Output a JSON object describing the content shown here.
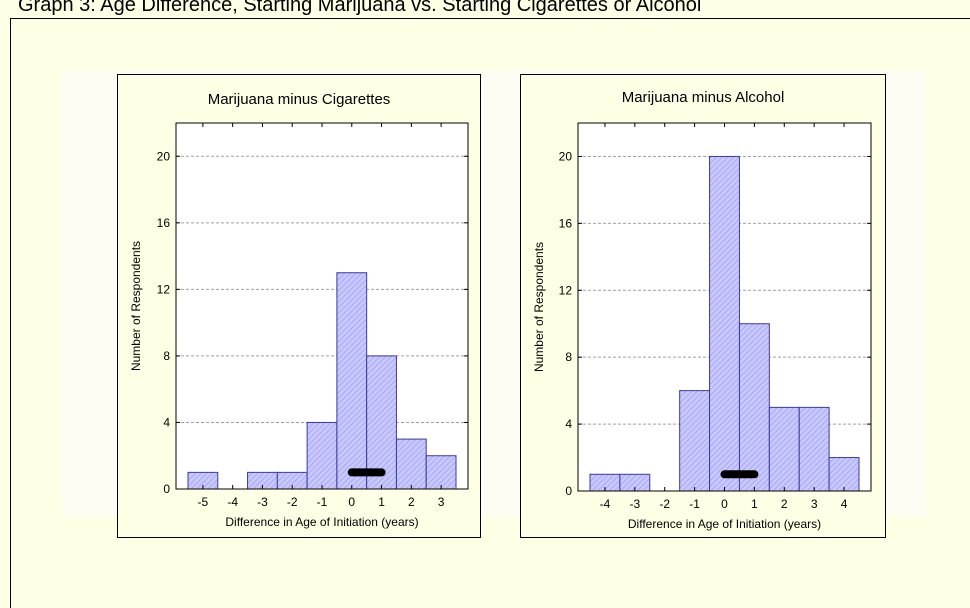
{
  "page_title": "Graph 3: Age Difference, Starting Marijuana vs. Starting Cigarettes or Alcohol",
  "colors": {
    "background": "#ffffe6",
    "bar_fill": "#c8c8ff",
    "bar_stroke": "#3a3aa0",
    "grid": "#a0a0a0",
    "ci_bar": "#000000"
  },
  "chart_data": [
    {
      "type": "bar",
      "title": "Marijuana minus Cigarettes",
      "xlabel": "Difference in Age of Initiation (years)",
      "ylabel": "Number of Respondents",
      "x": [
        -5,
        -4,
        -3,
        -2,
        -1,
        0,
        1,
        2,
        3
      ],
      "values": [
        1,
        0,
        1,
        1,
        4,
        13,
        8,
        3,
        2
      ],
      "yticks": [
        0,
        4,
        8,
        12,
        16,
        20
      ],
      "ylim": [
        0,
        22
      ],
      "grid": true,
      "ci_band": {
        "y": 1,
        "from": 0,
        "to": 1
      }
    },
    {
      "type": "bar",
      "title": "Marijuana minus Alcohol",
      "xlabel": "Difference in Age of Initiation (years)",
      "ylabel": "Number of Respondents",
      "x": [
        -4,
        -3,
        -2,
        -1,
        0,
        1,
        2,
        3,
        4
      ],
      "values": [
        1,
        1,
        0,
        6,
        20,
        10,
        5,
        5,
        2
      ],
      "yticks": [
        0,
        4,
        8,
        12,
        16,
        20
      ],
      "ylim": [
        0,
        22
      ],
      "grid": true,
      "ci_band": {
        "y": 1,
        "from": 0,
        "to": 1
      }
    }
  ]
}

- YOUR GOAL -
Copy every line of the records above that holds the word "minus".

- THE REPLY -
      "title": "Marijuana minus Cigarettes",
      "title": "Marijuana minus Alcohol",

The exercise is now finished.